* Your task *
Look below and pull out each line with the word "dotyczące".

* Saved entries *
[Begin]
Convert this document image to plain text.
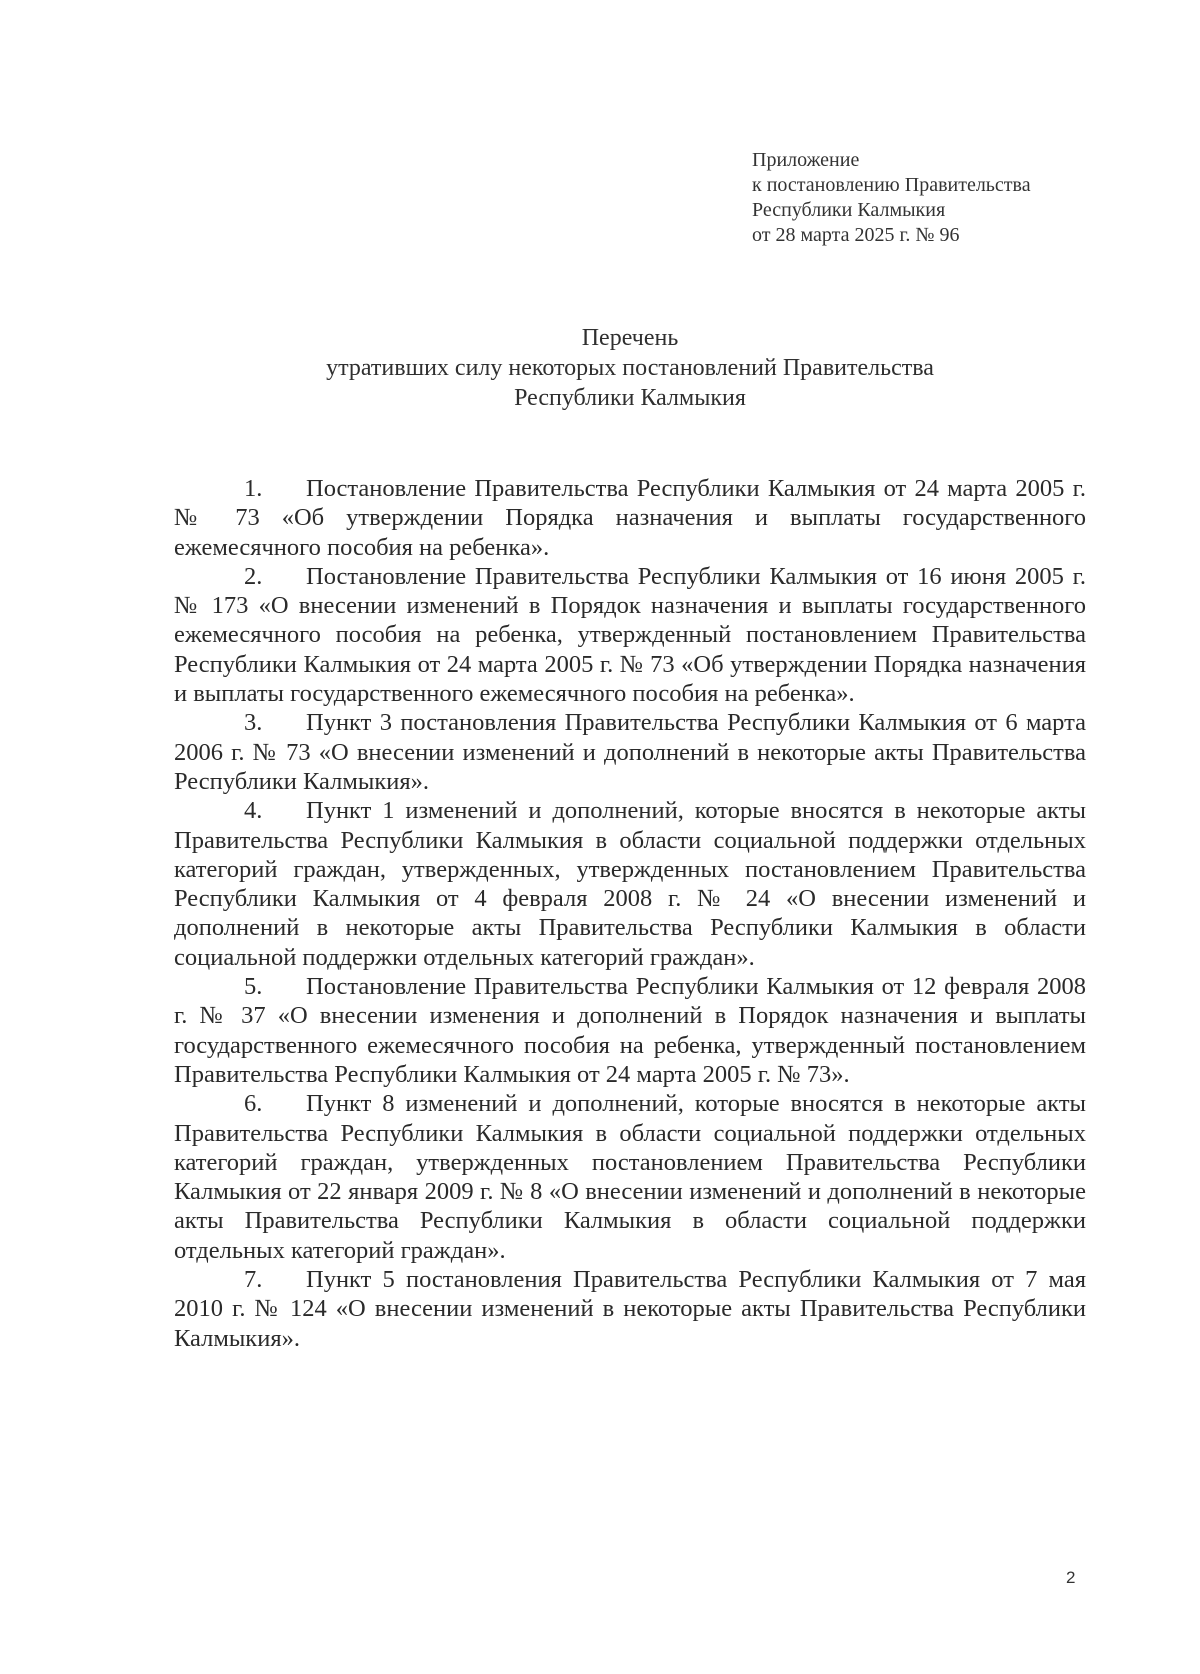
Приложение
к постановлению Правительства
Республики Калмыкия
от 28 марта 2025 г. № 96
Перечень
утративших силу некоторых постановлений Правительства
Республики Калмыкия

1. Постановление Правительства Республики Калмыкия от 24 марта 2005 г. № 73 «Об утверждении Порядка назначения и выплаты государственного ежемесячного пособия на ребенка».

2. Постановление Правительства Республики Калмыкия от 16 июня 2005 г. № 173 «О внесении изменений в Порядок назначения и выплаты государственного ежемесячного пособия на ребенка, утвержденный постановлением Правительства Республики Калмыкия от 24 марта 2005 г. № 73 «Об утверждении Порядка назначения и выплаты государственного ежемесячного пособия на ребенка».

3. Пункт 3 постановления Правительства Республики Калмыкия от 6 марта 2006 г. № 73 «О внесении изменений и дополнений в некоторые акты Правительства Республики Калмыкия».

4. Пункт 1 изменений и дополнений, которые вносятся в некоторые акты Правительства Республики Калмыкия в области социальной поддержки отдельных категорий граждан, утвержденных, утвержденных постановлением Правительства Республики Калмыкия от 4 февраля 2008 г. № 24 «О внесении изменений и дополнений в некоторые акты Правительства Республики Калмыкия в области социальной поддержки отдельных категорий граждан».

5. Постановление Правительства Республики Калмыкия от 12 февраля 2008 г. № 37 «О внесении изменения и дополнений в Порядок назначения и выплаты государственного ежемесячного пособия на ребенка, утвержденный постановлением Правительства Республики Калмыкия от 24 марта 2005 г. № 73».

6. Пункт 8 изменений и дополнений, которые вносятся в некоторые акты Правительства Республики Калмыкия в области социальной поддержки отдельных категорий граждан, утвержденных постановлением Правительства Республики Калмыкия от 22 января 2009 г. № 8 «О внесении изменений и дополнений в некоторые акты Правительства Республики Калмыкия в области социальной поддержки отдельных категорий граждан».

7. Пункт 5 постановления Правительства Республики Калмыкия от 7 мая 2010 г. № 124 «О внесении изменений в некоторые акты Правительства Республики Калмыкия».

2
[End]
[Begin]
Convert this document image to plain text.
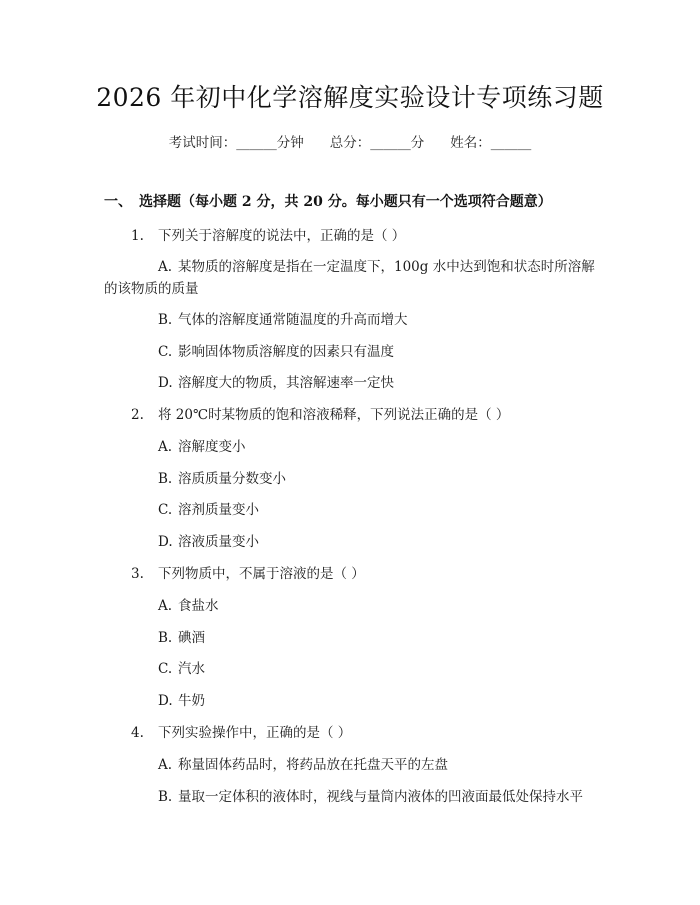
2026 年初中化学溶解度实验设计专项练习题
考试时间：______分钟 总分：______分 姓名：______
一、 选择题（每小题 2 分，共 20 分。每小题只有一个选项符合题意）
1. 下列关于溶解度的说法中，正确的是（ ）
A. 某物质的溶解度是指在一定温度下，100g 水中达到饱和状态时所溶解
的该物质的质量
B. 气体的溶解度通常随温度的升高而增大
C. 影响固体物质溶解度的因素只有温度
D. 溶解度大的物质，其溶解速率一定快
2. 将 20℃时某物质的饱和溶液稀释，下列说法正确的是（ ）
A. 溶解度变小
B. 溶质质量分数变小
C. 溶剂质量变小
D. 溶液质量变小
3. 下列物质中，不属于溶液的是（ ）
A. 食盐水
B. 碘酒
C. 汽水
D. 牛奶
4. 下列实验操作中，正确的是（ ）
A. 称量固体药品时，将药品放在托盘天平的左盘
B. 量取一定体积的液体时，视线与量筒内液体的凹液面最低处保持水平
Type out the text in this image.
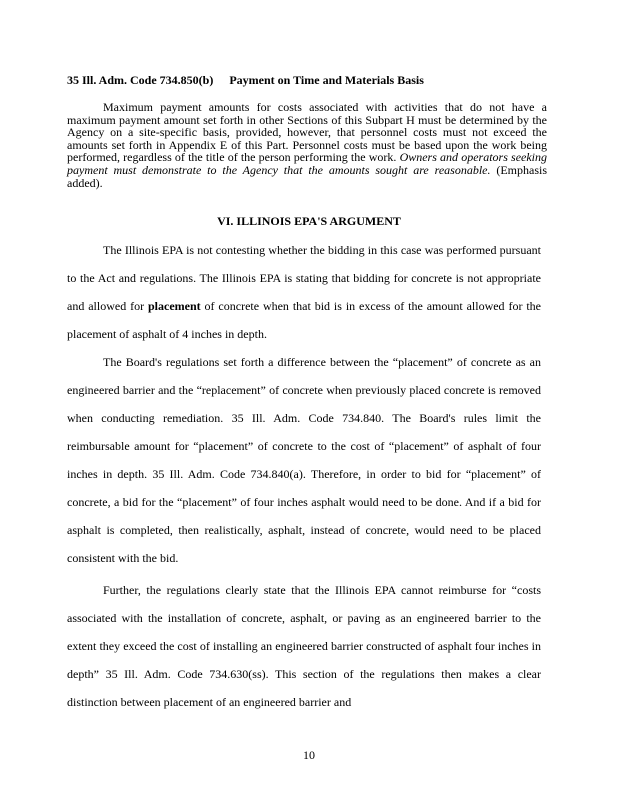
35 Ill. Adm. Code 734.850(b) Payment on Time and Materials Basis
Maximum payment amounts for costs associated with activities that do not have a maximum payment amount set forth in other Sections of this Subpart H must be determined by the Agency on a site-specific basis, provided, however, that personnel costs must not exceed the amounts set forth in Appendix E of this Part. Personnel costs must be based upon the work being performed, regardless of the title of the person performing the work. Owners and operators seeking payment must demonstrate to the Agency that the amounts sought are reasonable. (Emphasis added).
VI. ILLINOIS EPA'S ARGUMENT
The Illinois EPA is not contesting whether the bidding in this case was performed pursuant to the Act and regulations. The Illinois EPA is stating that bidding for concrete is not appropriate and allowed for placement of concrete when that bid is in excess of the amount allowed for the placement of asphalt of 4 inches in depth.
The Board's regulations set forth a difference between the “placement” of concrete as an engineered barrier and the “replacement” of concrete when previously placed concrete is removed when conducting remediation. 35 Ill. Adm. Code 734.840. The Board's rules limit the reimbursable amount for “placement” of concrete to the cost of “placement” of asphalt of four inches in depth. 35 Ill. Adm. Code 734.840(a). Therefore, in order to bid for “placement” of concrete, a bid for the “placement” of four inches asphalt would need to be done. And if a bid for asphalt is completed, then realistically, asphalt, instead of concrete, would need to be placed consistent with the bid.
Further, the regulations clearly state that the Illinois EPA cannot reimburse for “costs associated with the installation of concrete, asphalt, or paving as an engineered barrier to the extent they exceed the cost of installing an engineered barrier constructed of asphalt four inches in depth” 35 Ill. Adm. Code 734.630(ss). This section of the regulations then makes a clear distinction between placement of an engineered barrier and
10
[End]
[Begin]
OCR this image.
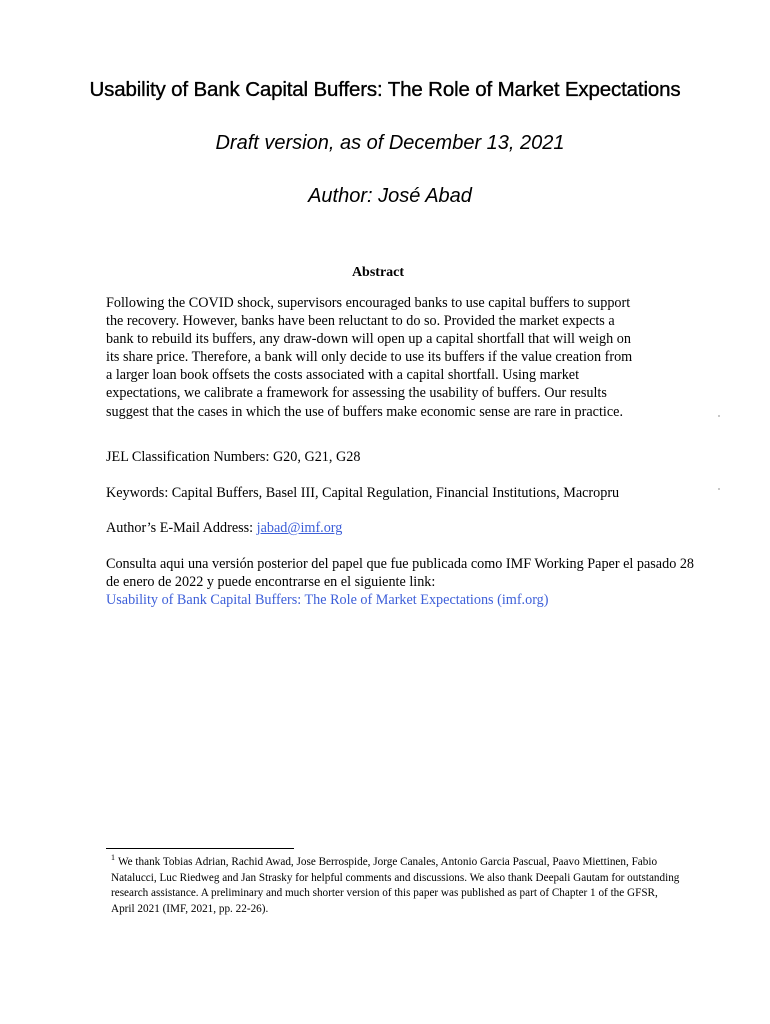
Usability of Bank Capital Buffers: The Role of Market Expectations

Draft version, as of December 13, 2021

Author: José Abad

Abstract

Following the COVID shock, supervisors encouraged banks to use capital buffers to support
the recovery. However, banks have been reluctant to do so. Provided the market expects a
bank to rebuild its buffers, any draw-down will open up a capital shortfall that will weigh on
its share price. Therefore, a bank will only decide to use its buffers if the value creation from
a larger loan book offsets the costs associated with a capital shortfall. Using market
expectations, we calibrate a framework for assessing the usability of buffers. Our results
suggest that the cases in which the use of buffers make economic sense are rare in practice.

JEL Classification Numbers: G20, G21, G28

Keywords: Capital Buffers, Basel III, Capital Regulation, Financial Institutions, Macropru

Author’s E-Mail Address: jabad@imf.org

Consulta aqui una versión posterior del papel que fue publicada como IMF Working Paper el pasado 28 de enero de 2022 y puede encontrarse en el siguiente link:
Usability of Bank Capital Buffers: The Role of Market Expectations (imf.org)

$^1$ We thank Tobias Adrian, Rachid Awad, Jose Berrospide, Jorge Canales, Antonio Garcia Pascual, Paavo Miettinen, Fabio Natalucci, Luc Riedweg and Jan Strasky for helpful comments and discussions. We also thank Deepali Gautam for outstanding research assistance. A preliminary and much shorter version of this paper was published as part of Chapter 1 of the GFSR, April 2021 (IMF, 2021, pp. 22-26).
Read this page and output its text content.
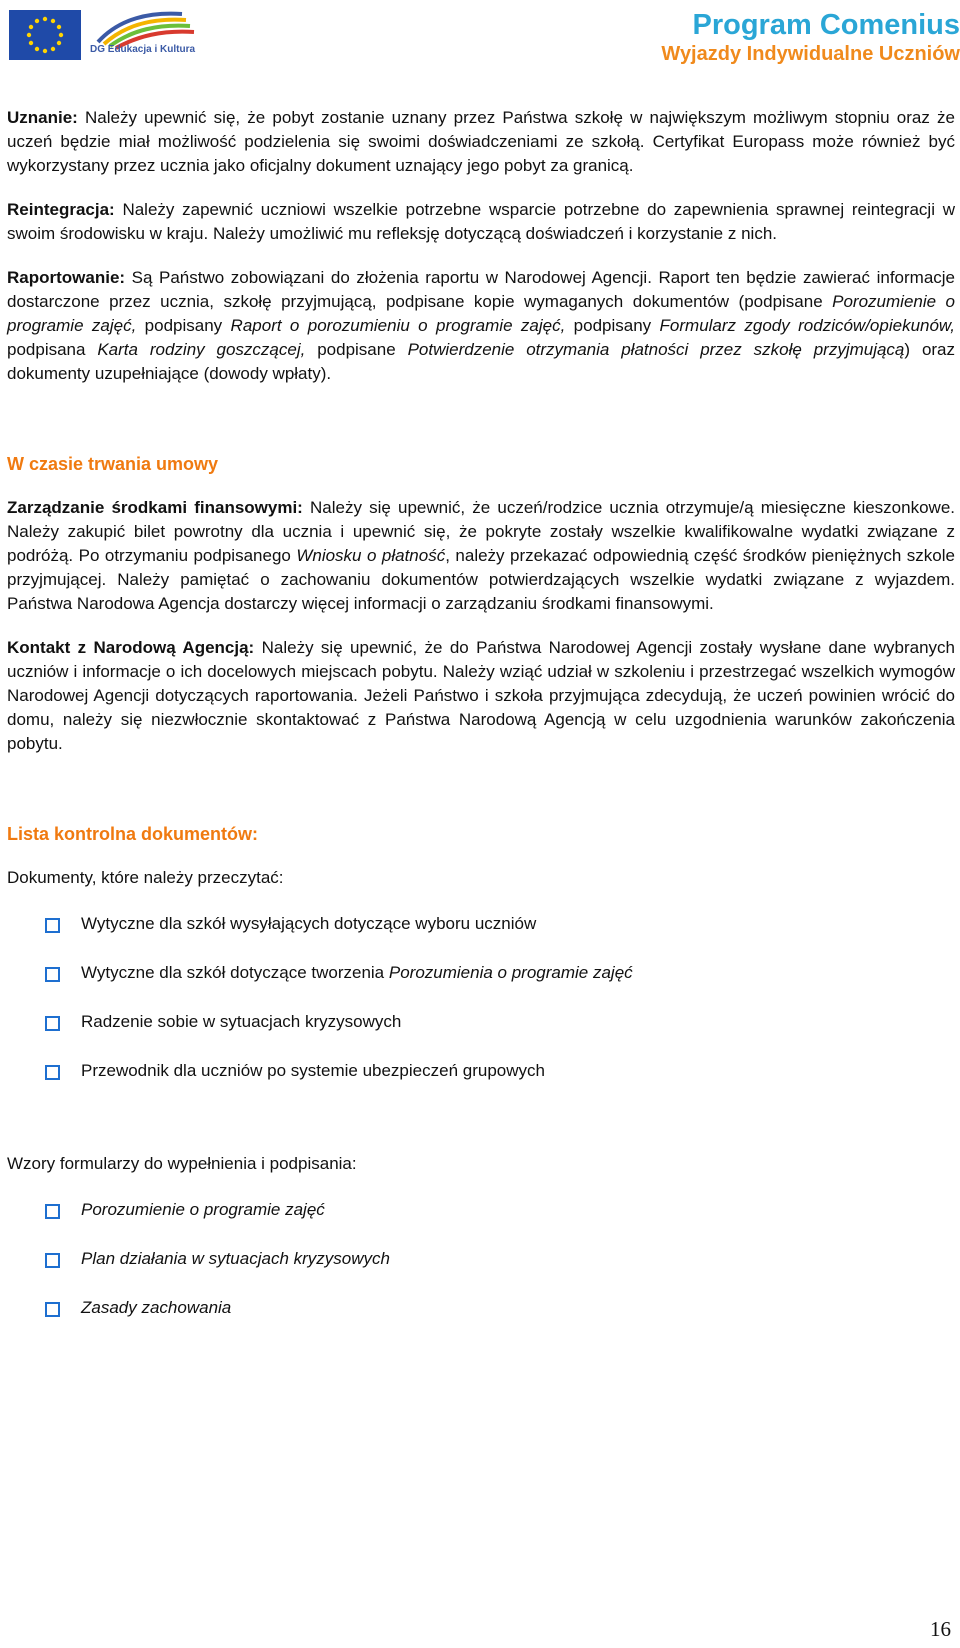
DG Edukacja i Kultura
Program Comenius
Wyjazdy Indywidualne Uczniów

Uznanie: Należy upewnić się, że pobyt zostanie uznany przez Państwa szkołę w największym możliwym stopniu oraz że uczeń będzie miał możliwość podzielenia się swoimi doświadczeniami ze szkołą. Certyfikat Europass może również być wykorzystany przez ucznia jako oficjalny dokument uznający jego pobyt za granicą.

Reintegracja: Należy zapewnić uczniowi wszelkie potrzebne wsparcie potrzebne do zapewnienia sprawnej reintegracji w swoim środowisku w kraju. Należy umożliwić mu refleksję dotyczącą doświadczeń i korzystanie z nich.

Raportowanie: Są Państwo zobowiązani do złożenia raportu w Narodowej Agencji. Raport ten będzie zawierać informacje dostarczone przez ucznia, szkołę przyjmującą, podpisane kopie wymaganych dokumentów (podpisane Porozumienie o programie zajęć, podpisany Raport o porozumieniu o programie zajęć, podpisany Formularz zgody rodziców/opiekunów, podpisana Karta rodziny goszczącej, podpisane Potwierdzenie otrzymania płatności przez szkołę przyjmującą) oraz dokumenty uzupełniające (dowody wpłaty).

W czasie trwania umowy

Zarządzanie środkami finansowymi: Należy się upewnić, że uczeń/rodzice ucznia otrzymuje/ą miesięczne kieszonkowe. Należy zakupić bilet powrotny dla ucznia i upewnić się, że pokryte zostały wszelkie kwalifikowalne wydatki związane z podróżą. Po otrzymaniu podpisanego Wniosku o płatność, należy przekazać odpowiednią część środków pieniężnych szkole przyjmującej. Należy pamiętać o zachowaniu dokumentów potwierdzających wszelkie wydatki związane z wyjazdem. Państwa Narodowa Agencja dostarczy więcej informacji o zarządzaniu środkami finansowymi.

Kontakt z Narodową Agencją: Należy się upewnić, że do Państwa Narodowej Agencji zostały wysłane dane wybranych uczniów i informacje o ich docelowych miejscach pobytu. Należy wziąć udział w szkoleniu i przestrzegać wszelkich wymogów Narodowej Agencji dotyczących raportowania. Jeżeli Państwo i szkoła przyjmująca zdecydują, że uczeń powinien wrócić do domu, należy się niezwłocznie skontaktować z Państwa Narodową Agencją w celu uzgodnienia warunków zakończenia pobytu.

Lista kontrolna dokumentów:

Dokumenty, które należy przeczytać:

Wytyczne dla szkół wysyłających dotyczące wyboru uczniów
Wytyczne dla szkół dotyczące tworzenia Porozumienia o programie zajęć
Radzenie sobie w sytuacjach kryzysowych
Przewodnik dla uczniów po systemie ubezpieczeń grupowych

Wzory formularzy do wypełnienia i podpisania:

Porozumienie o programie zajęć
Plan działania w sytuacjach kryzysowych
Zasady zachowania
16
[End]
* Task answer *
Wytyczne dla szkół wysyłających dotyczące wyboru uczniów
Wytyczne dla szkół dotyczące tworzenia Porozumienia o programie zajęć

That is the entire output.